# Start of Given records

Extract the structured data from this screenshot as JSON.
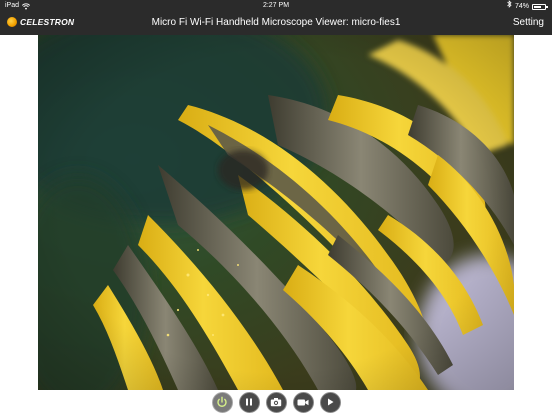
{
  "status_bar": {
    "device": "iPad",
    "wifi_icon": "wifi-icon",
    "time": "2:27 PM",
    "bluetooth_icon": "bluetooth-icon",
    "battery": "74%",
    "battery_level": 0.74
  },
  "header": {
    "logo_text": "CELESTRON",
    "title": "Micro Fi Wi-Fi Handheld Microscope Viewer: micro-fies1",
    "setting_label": "Setting"
  },
  "controls": {
    "buttons": [
      {
        "name": "power-button",
        "icon": "power-icon"
      },
      {
        "name": "pause-button",
        "icon": "pause-icon"
      },
      {
        "name": "snapshot-button",
        "icon": "camera-icon"
      },
      {
        "name": "record-video-button",
        "icon": "video-camera-icon"
      },
      {
        "name": "play-button",
        "icon": "play-icon"
      }
    ]
  },
  "colors": {
    "bar_background": "#2b2b2b",
    "petal_yellow": "#f2cf2a",
    "petal_dark": "#5a5646",
    "background_green": "#2f3a1c"
  }
}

# End of Given records

_Exercise description:_ Return every line holding the word "icon" from the records.

_Finished exercise:_
    "wifi_icon": "wifi-icon",
    "bluetooth_icon": "bluetooth-icon",
        "icon": "power-icon"
        "icon": "pause-icon"
        "icon": "camera-icon"
        "icon": "video-camera-icon"
        "icon": "play-icon"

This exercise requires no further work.